### Entries provided
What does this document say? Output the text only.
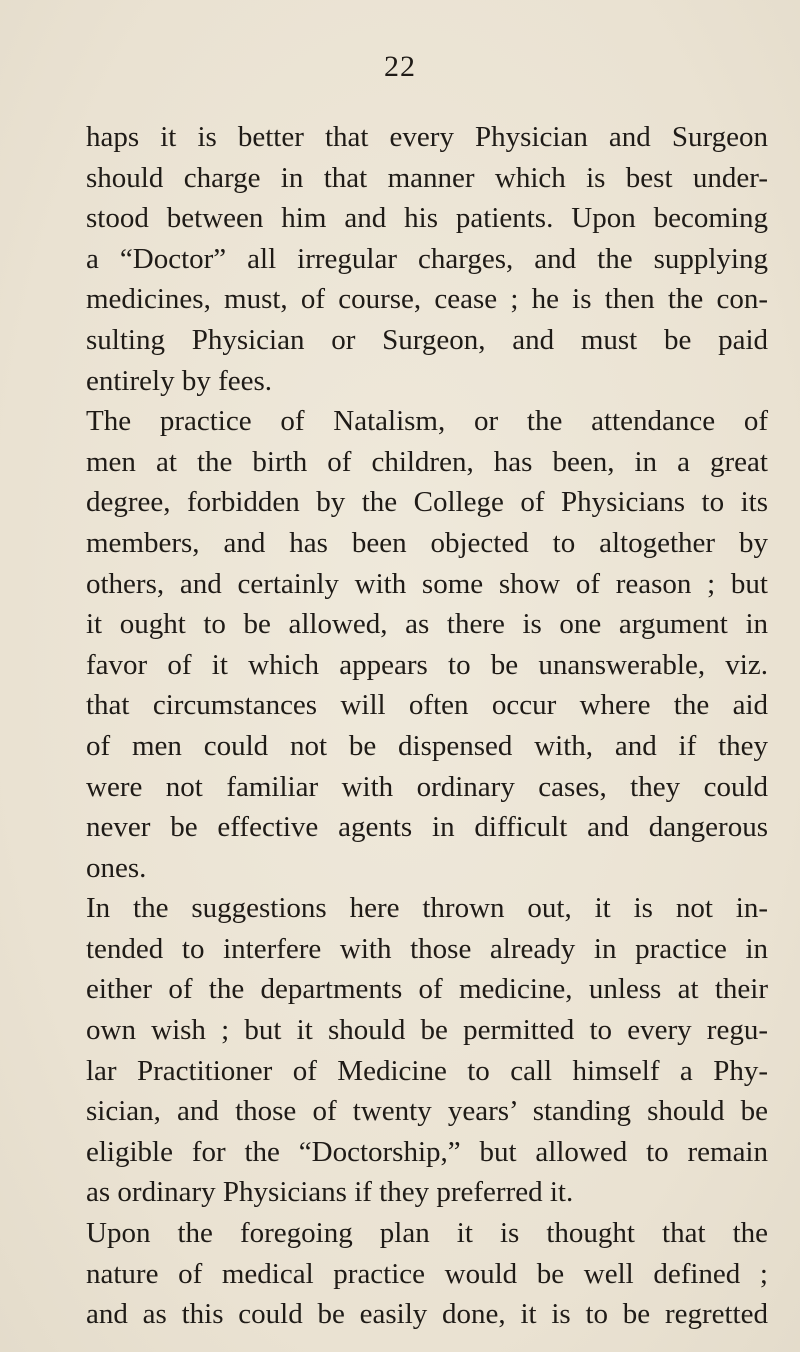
22
haps it is better that every Physician and Surgeon
should charge in that manner which is best under-
stood between him and his patients. Upon becoming
a “Doctor” all irregular charges, and the supplying
medicines, must, of course, cease ; he is then the con-
sulting Physician or Surgeon, and must be paid
entirely by fees.
The practice of Natalism, or the attendance of
men at the birth of children, has been, in a great
degree, forbidden by the College of Physicians to its
members, and has been objected to altogether by
others, and certainly with some show of reason ; but
it ought to be allowed, as there is one argument in
favor of it which appears to be unanswerable, viz.
that circumstances will often occur where the aid
of men could not be dispensed with, and if they
were not familiar with ordinary cases, they could
never be effective agents in difficult and dangerous
ones.
In the suggestions here thrown out, it is not in-
tended to interfere with those already in practice in
either of the departments of medicine, unless at their
own wish ; but it should be permitted to every regu-
lar Practitioner of Medicine to call himself a Phy-
sician, and those of twenty years’ standing should be
eligible for the “Doctorship,” but allowed to remain
as ordinary Physicians if they preferred it.
Upon the foregoing plan it is thought that the
nature of medical practice would be well defined ;
and as this could be easily done, it is to be regretted
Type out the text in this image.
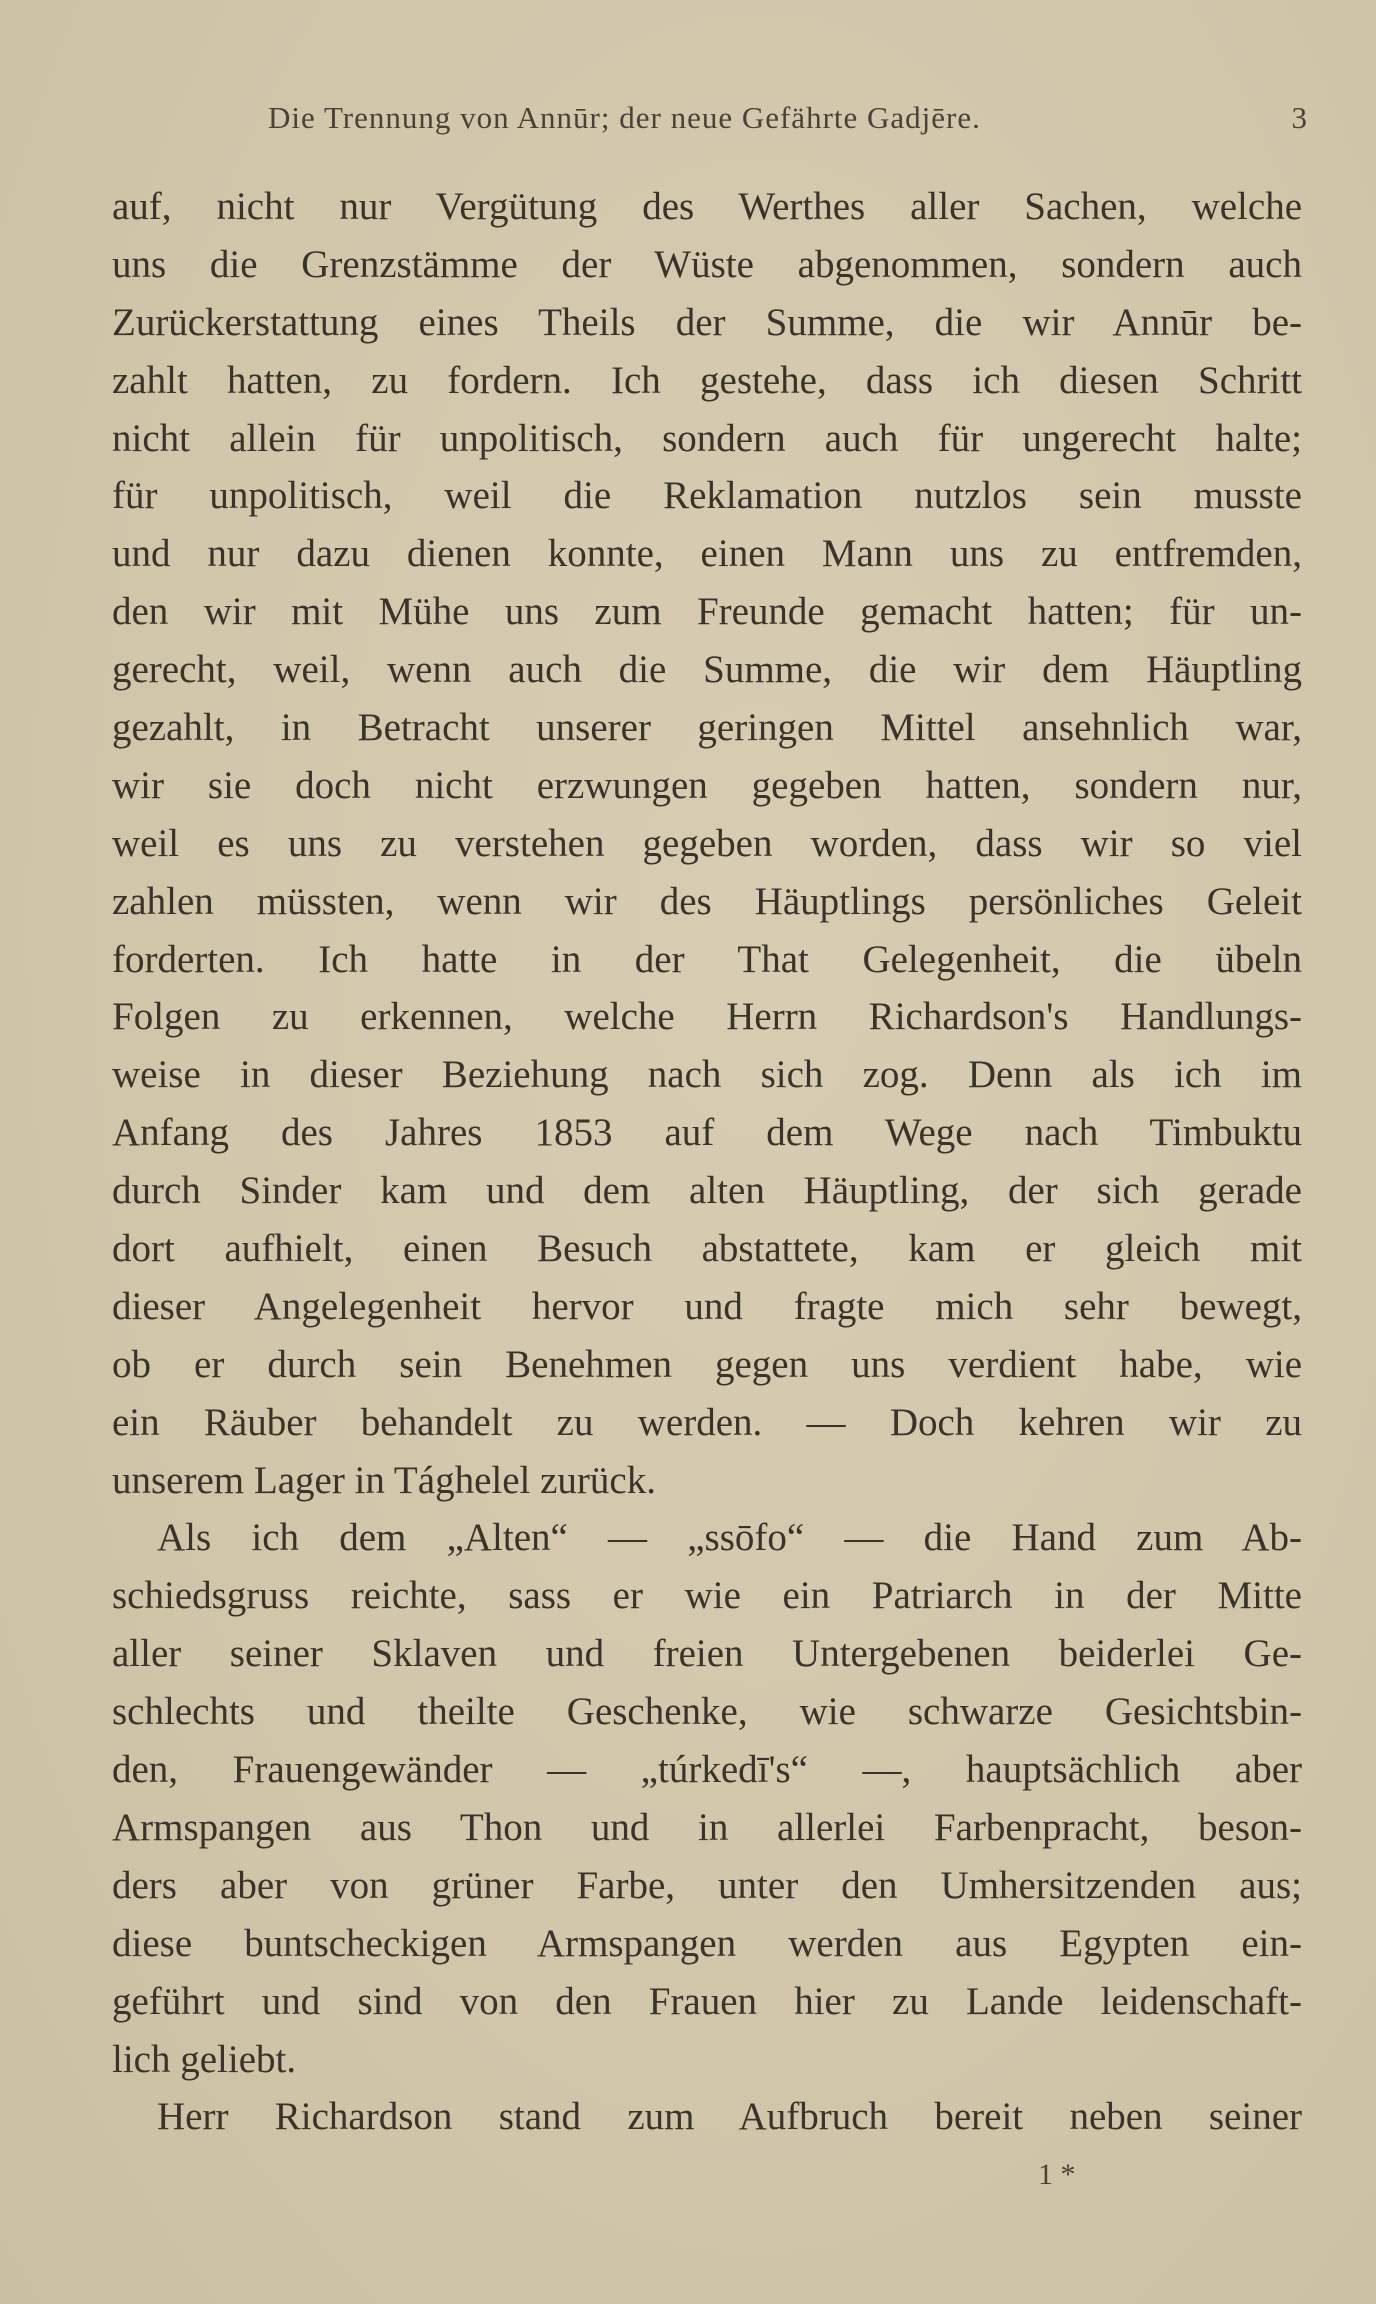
Die Trennung von Annūr; der neue Gefährte Gadjēre.	3
auf, nicht nur Vergütung des Werthes aller Sachen, welche
uns die Grenzstämme der Wüste abgenommen, sondern auch
Zurückerstattung eines Theils der Summe, die wir Annūr be-
zahlt hatten, zu fordern. Ich gestehe, dass ich diesen Schritt
nicht allein für unpolitisch, sondern auch für ungerecht halte;
für unpolitisch, weil die Reklamation nutzlos sein musste
und nur dazu dienen konnte, einen Mann uns zu entfremden,
den wir mit Mühe uns zum Freunde gemacht hatten; für un-
gerecht, weil, wenn auch die Summe, die wir dem Häuptling
gezahlt, in Betracht unserer geringen Mittel ansehnlich war,
wir sie doch nicht erzwungen gegeben hatten, sondern nur,
weil es uns zu verstehen gegeben worden, dass wir so viel
zahlen müssten, wenn wir des Häuptlings persönliches Geleit
forderten. Ich hatte in der That Gelegenheit, die übeln
Folgen zu erkennen, welche Herrn Richardson's Handlungs-
weise in dieser Beziehung nach sich zog. Denn als ich im
Anfang des Jahres 1853 auf dem Wege nach Timbuktu
durch Sinder kam und dem alten Häuptling, der sich gerade
dort aufhielt, einen Besuch abstattete, kam er gleich mit
dieser Angelegenheit hervor und fragte mich sehr bewegt,
ob er durch sein Benehmen gegen uns verdient habe, wie
ein Räuber behandelt zu werden. — Doch kehren wir zu
unserem Lager in Tághelel zurück.
Als ich dem „Alten“ — „ssōfo“ — die Hand zum Ab-
schiedsgruss reichte, sass er wie ein Patriarch in der Mitte
aller seiner Sklaven und freien Untergebenen beiderlei Ge-
schlechts und theilte Geschenke, wie schwarze Gesichtsbin-
den, Frauengewänder — „túrkedī's“ —, hauptsächlich aber
Armspangen aus Thon und in allerlei Farbenpracht, beson-
ders aber von grüner Farbe, unter den Umhersitzenden aus;
diese buntscheckigen Armspangen werden aus Egypten ein-
geführt und sind von den Frauen hier zu Lande leidenschaft-
lich geliebt.
Herr Richardson stand zum Aufbruch bereit neben seiner
1 *
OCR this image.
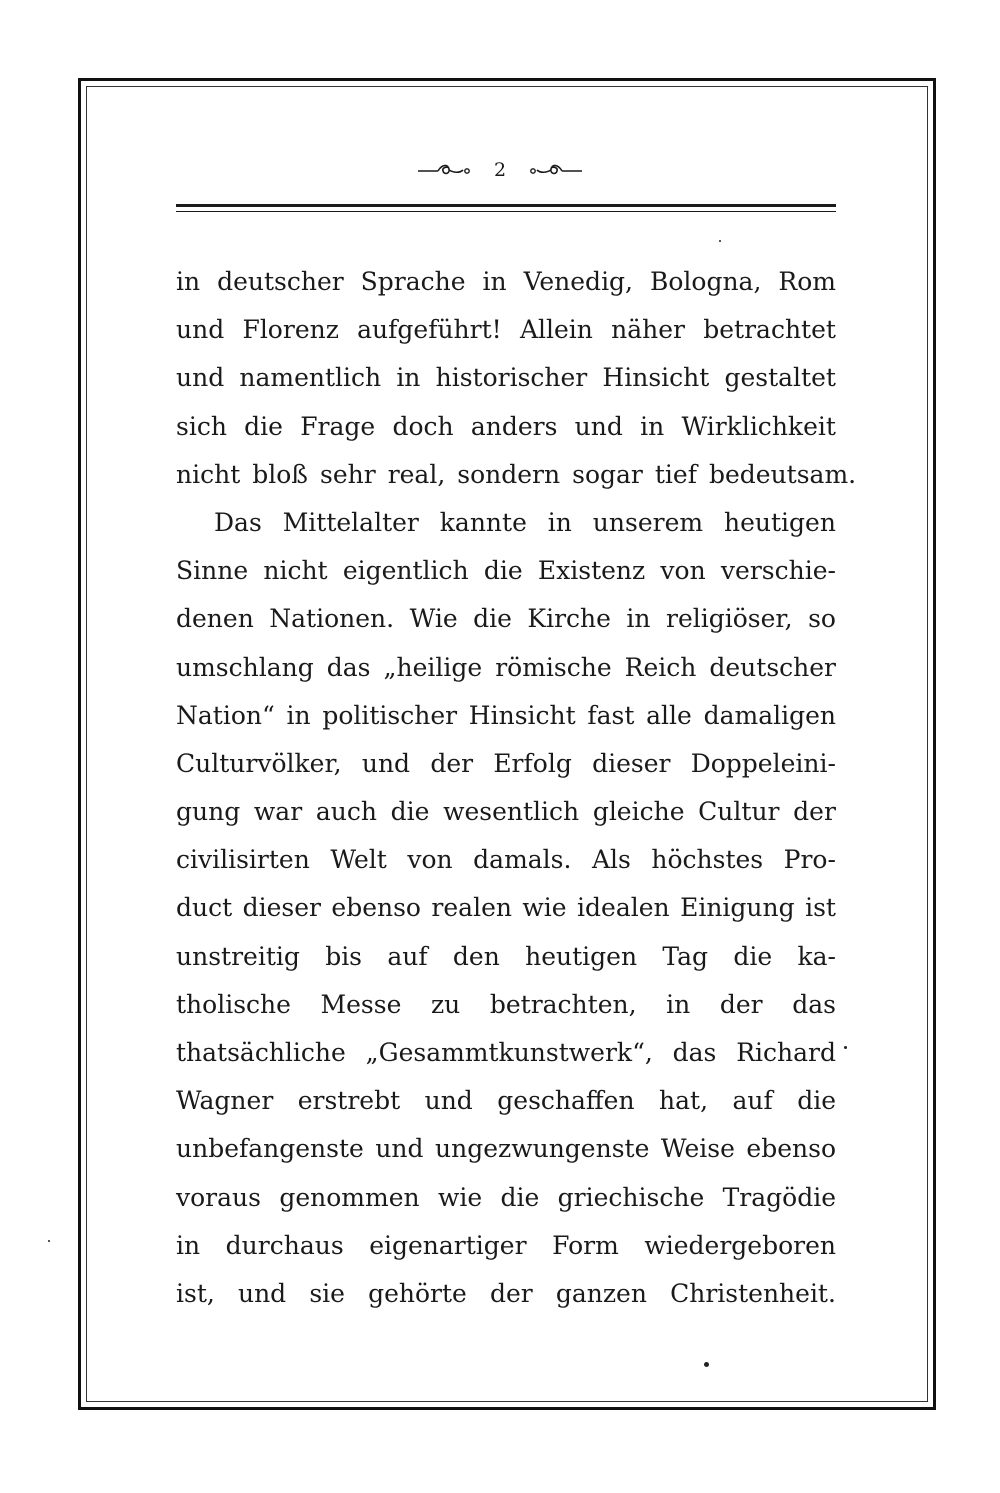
2
in deutscher Sprache in Venedig, Bologna, Rom
und Florenz aufgeführt! Allein näher betrachtet
und namentlich in historischer Hinsicht gestaltet
sich die Frage doch anders und in Wirklichkeit
nicht bloß sehr real, sondern sogar tief bedeutsam.
Das Mittelalter kannte in unserem heutigen
Sinne nicht eigentlich die Existenz von verschie-
denen Nationen. Wie die Kirche in religiöser, so
umschlang das „heilige römische Reich deutscher
Nation“ in politischer Hinsicht fast alle damaligen
Culturvölker, und der Erfolg dieser Doppeleini-
gung war auch die wesentlich gleiche Cultur der
civilisirten Welt von damals. Als höchstes Pro-
duct dieser ebenso realen wie idealen Einigung ist
unstreitig bis auf den heutigen Tag die ka-
tholische Messe zu betrachten, in der das
thatsächliche „Gesammtkunstwerk“, das Richard
Wagner erstrebt und geschaffen hat, auf die
unbefangenste und ungezwungenste Weise ebenso
voraus genommen wie die griechische Tragödie
in durchaus eigenartiger Form wiedergeboren
ist, und sie gehörte der ganzen Christenheit.
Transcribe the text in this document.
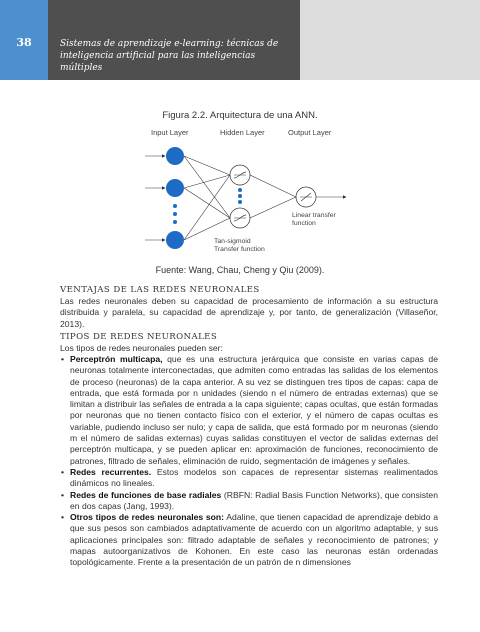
38	Sistemas de aprendizaje e-learning: técnicas de inteligencia artificial para las inteligencias múltiples
Figura 2.2. Arquitectura de una ANN.
Input Layer	Hidden Layer	Output Layer
Linear transfer
function
Tan-sigmoid
Transfer function
Fuente: Wang, Chau, Cheng y Qiu (2009).
VENTAJAS DE LAS REDES NEURONALES
Las redes neuronales deben su capacidad de procesamiento de información a su estructura distribuida y paralela, su capacidad de aprendizaje y, por tanto, de generalización (Villaseñor, 2013).
TIPOS DE REDES NEURONALES
Los tipos de redes neuronales pueden ser:
• Perceptrón multicapa, que es una estructura jerárquica que consiste en varias capas de neuronas totalmente interconectadas, que admiten como entradas las salidas de los elementos de proceso (neuronas) de la capa anterior. A su vez se distinguen tres tipos de capas: capa de entrada, que está formada por n unidades (siendo n el número de entradas externas) que se limitan a distribuir las señales de entrada a la capa siguiente; capas ocultas, que están formadas por neuronas que no tienen contacto físico con el exterior, y el número de capas ocultas es variable, pudiendo incluso ser nulo; y capa de salida, que está formado por m neuronas (siendo m el número de salidas externas) cuyas salidas constituyen el vector de salidas externas del perceptrón multicapa, y se pueden aplicar en: aproximación de funciones, reconocimiento de patrones, filtrado de señales, eliminación de ruido, segmentación de imágenes y señales.
• Redes recurrentes. Estos modelos son capaces de representar sistemas realimentados dinámicos no lineales.
• Redes de funciones de base radiales (RBFN: Radial Basis Function Networks), que consisten en dos capas (Jang, 1993).
• Otros tipos de redes neuronales son: Adaline, que tienen capacidad de aprendizaje debido a que sus pesos son cambiados adaptativamente de acuerdo con un algoritmo adaptable, y sus aplicaciones principales son: filtrado adaptable de señales y reconocimiento de patrones; y mapas autoorganizativos de Kohonen. En este caso las neuronas están ordenadas topológicamente. Frente a la presentación de un patrón de n dimensiones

### Task instructions
In the records above, find each line that holds the word "should"; copy all such lines.

### Answer section
should charge in that manner which is best under-
own wish ; but it should be permitted to every regu-
sician, and those of twenty years’ standing should be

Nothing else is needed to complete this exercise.